--- Source text ---

[ovs-dev] [PATCH] dpif-netdev: Refactor datapath flow cache

Fri Jan 5 15:12:51 UTC 2018

Hi Yipeng,

Thank you very much for your comments. Please find my answers inline.

Regards, Jan

> -----Original Message-----
> From: Wang, Yipeng1 [mailto:yipeng1.wang at intel.com]
> Sent: Wednesday, 20 December, 2017 00:09
> To: Jan Scheurich <jan.scheurich at ericsson.com>; dev at openvswitch.org
> Cc: Gobriel, Sameh <sameh.gobriel at intel.com>; Tai, Charlie <charlie.tai at intel.com>
> Subject: RE: [PATCH] dpif-netdev: Refactor datapath flow cache
> 
> Hi, Jan,
> 
> Please see my comments inlined.
> 
> Thanks
> Yipeng
> 
> >-----Original Message-----
> >From: Jan Scheurich [mailto:jan.scheurich at ericsson.com]
> >Sent: Monday, December 18, 2017 9:01 AM
> >To: Wang, Yipeng1 <yipeng1.wang at intel.com>; dev at openvswitch.org
> >Cc: Gobriel, Sameh <sameh.gobriel at intel.com>; Tai, Charlie
> ><charlie.tai at intel.com>
> >Subject: RE: [PATCH] dpif-netdev: Refactor datapath flow cache
> >
> >Hi Yipeng,
> >
> >Thanks a lot for your feedback. Please find some responses below.
> >
> >Regards, Jan
> >
> >
> >From: Wang, Yipeng1 [mailto:yipeng1.wang at intel.com]
> >Sent: Sunday, 17 December, 2017 19:49
> >To: Jan Scheurich <jan.scheurich at ericsson.com>; dev at openvswitch.org
> >Cc: Gobriel, Sameh <sameh.gobriel at intel.com>; Tai, Charlie
> ><charlie.tai at intel.com>
> >Subject: RE: [PATCH] dpif-netdev: Refactor datapath flow cache
> >
> >Hi, Jan
> >
> >We went through the code and did some performance comparisons. We
> >notice that the patch contains two parts of optimizations: EMC
> >simplifying/resizing, and another layer of cache added before megaflow cache.
> >The new cache idea has the same direction with our cuckoo distributor(CD)
> >proposal we posted back in April
> >(https://mail.openvswitch.org/pipermail/ovs-dev/2017-April/330570.html
> ><https://mail.openvswitch.org/pipermail/ovs-dev/2017-April/330570.html> )
> >and presented in OvS 2017 conference. Comparing to our patch, we saw pros
> >and cons for both CD and DFC, and currently seeking a way to combine the
> >benefits of both patches. We are also seeking other ways to further simplify
> >current datapath, to have a scalable while simple solution. Below are some
> >detailed comments:
> >
> >For EMC part, we wonder if you enabled transparent huge page (THP) during
> >the test. For our test case, the new EMC only gives a little speedup if THP
> >enabled, since with huge page, reducing EMC entry does not benefit much.

---

Your goal
In the thread, what two parts of optimization does Yipeng say the patch contains? The rows that follow are not needed for any of the work here.

--- Recorded data ---

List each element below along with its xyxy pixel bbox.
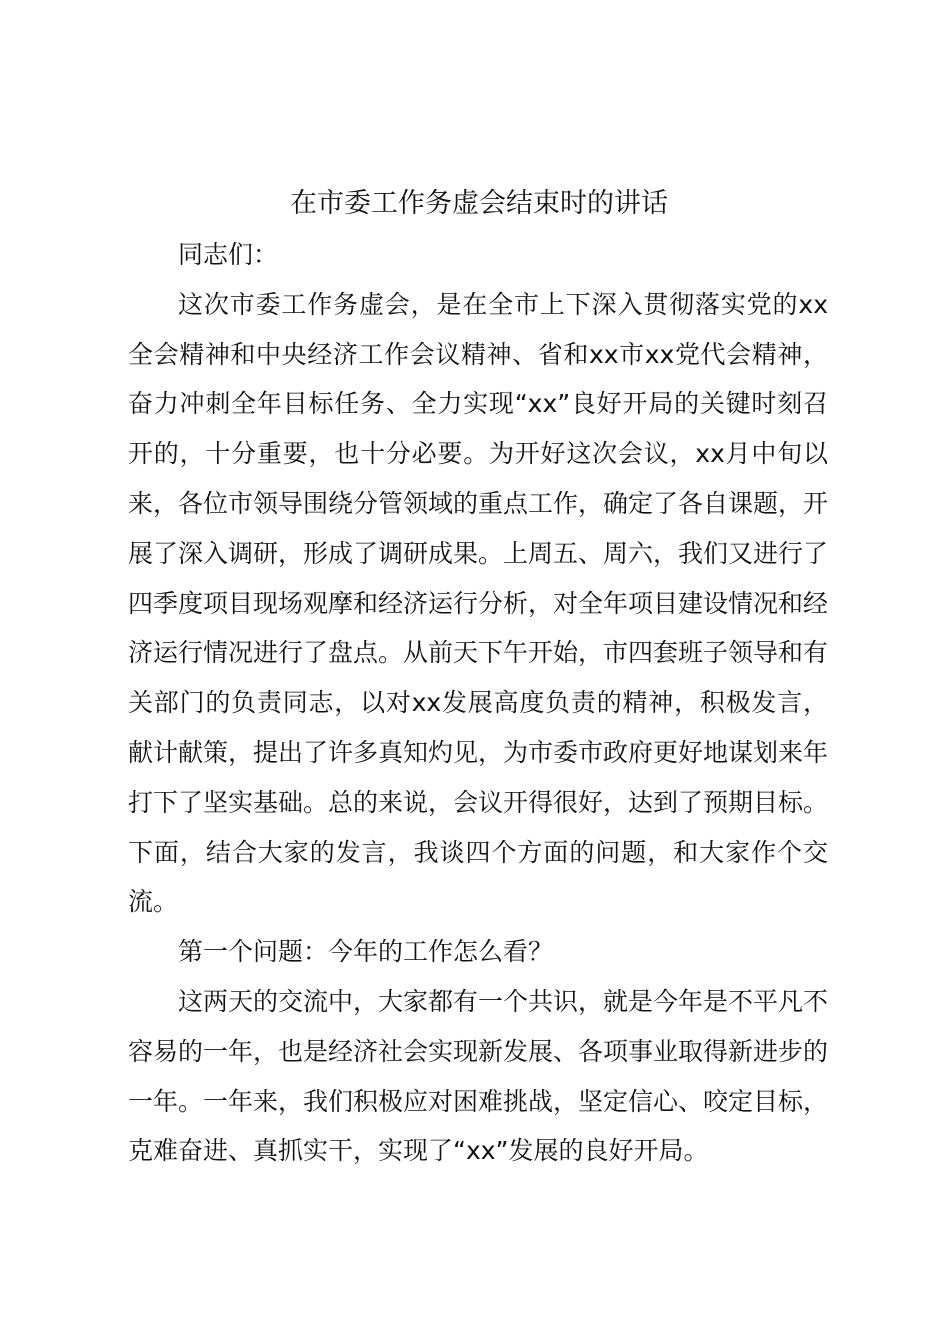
body-paragraph: 这两天的交流中，大家都有一个共识，就是今年是不平凡不容易的一年，也是经济社会实现新发展、各项事业取得新进步的一年。一年来，我们积极应对困难挑战，坚定信心、咬定目标，克难奋进、真抓实干，实现了“xx”发展的良好开局。 bbox=[128, 986, 829, 1166]
document-title: 在市委工作务虚会结束时的讲话 bbox=[290, 188, 668, 219]
section-heading: 第一个问题：今年的工作怎么看？ bbox=[178, 937, 554, 967]
document-body bbox=[128, 230, 828, 1176]
body-paragraph: 这次市委工作务虚会，是在全市上下深入贯彻落实党的xx全会精神和中央经济工作会议精神、省和xx市xx党代会精神，奋力冲刺全年目标任务、全力实现“xx”良好开局的关键时刻召开的，十分重要，也十分必要。为开好这次会议，xx月中旬以来，各位市领导围绕分管领域的重点工作，确定了各自课题，开展了深入调研，形成了调研成果。上周五、周六，我们又进行了四季度项目现场观摩和经济运行分析，对全年项目建设情况和经济运行情况进行了盘点。从前天下午开始，市四套班子领导和有关部门的负责同志，以对xx发展高度负责的精神，积极发言，献计献策，提出了许多真知灼见，为市委市政府更好地谋划来年打下了坚实基础。总的来说，会议开得很好，达到了预期目标。下面，结合大家的发言，我谈四个方面的问题，和大家作个交流。 bbox=[128, 289, 829, 917]
salutation-paragraph: 同志们： bbox=[178, 240, 279, 269]
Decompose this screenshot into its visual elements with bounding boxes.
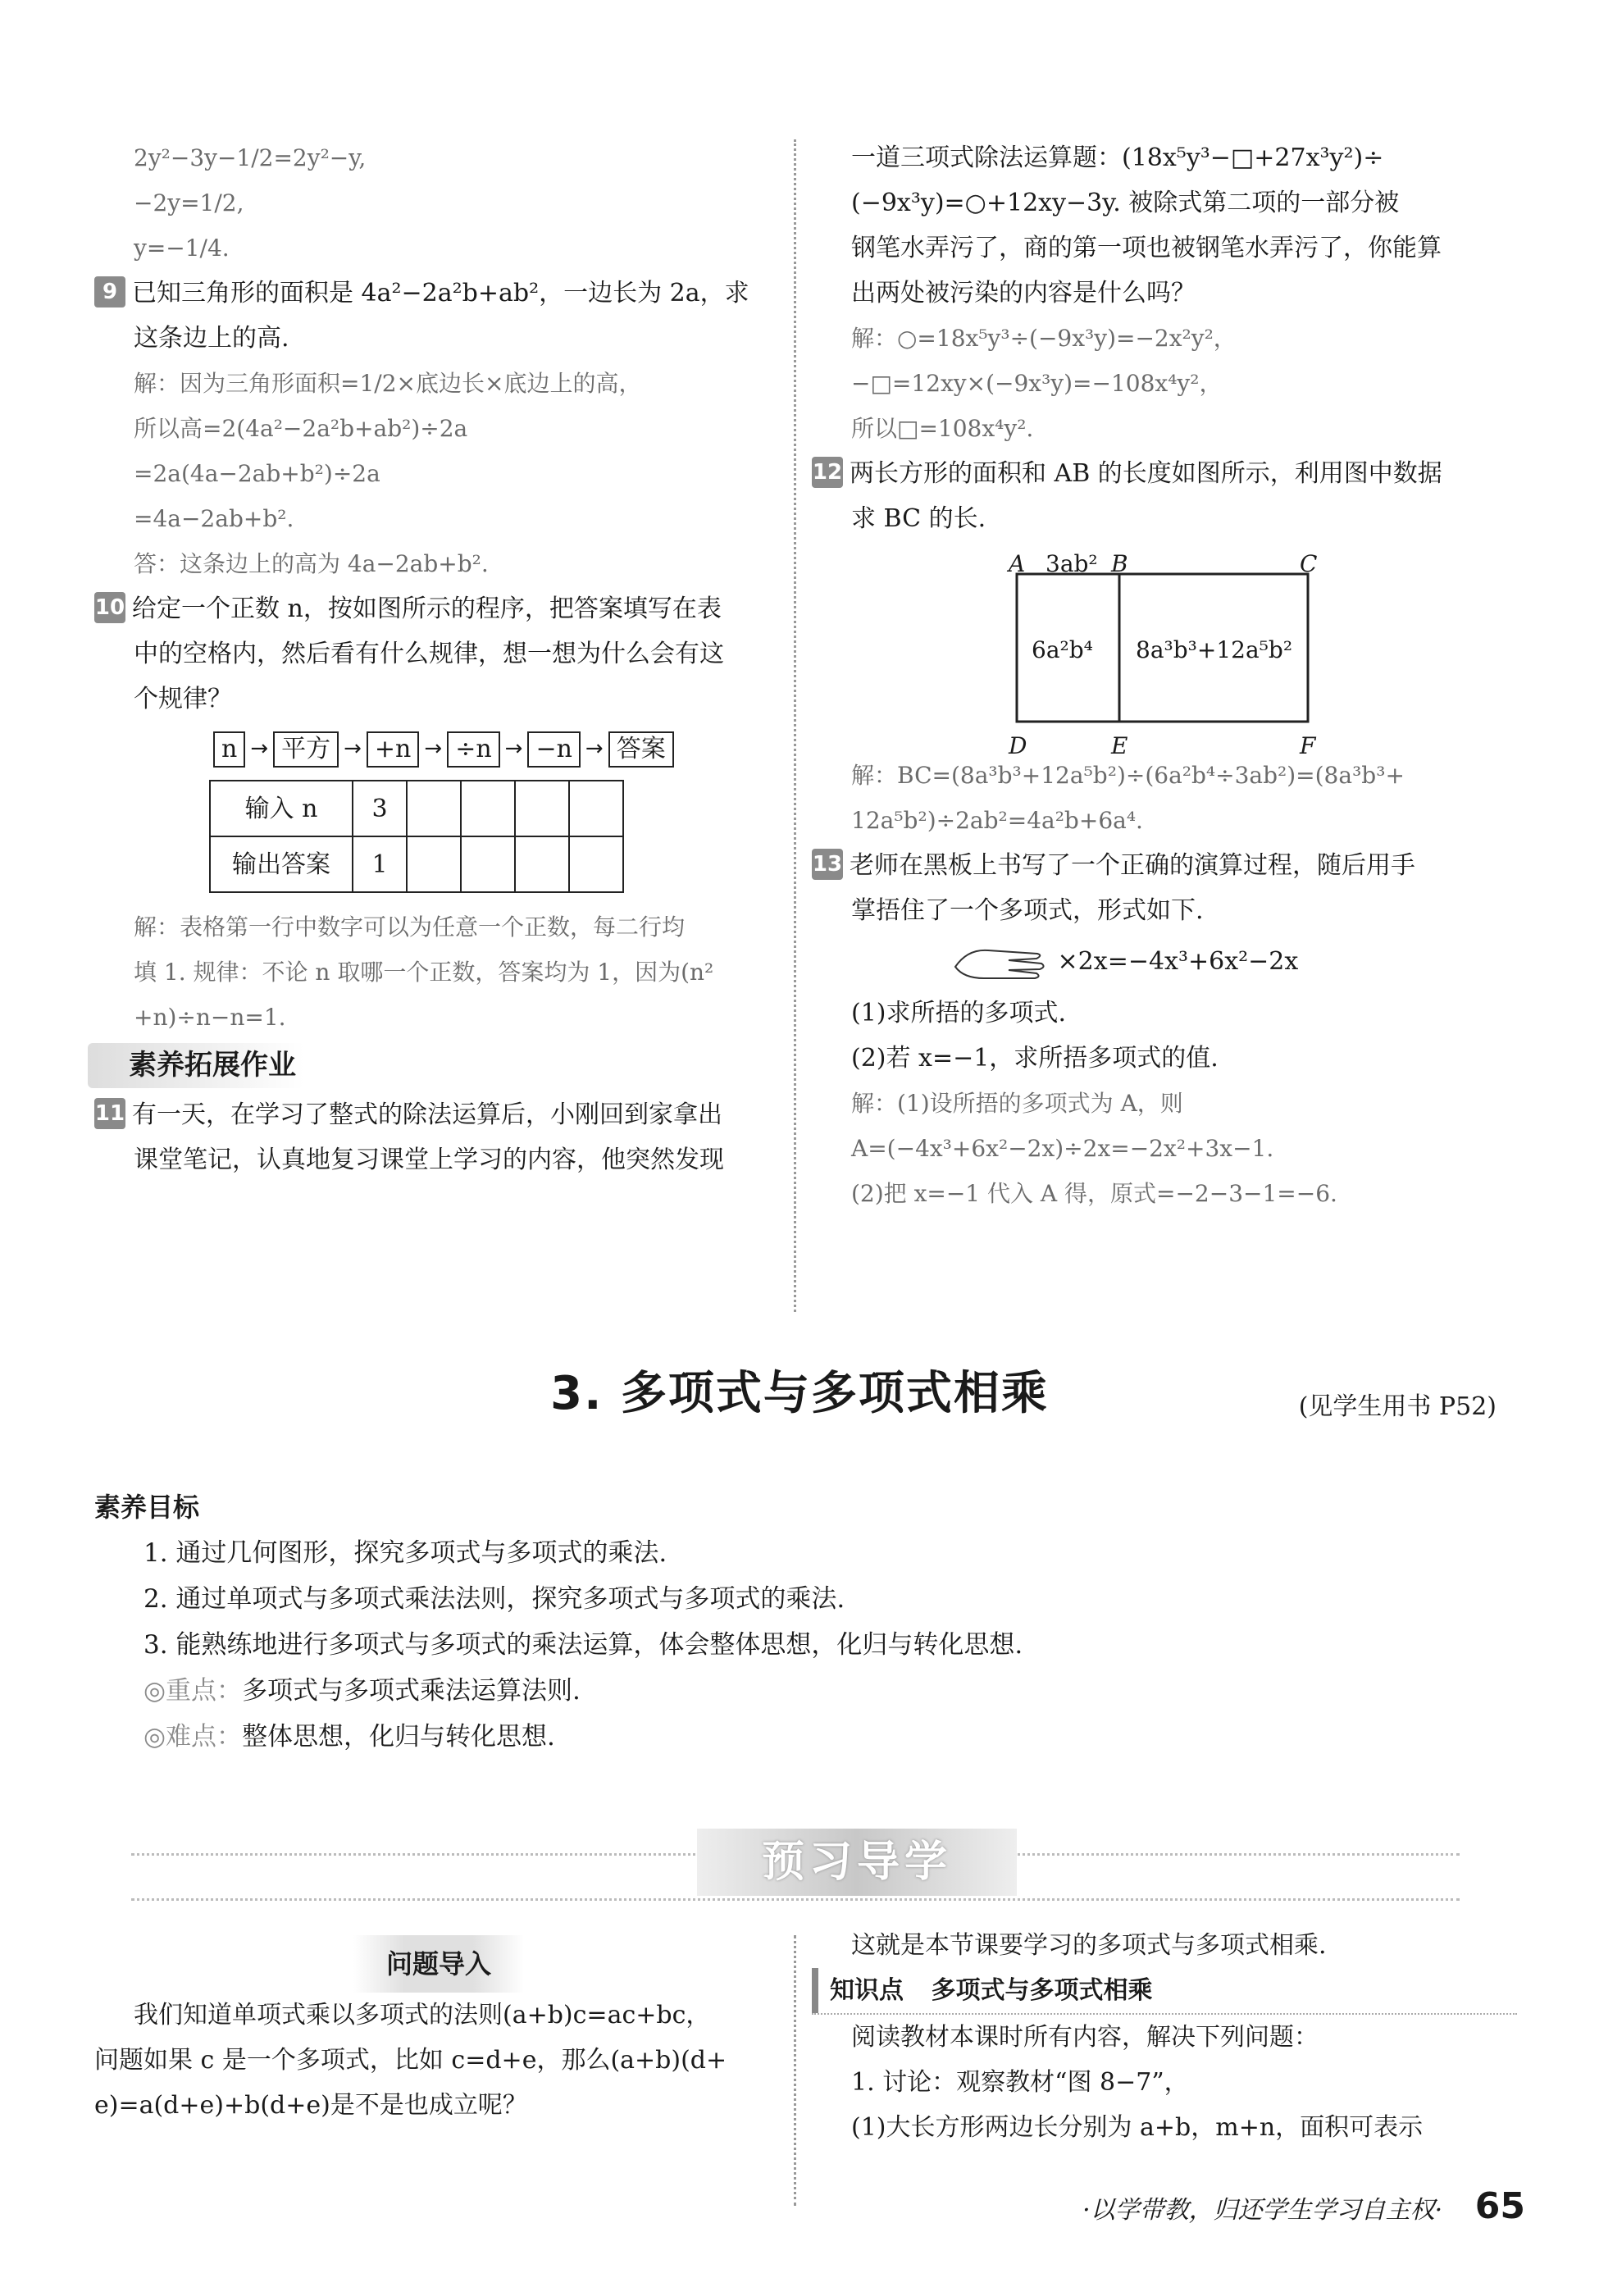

---

Output
EMC simplifying/resizing, and another layer of cache added before the megaflow cache.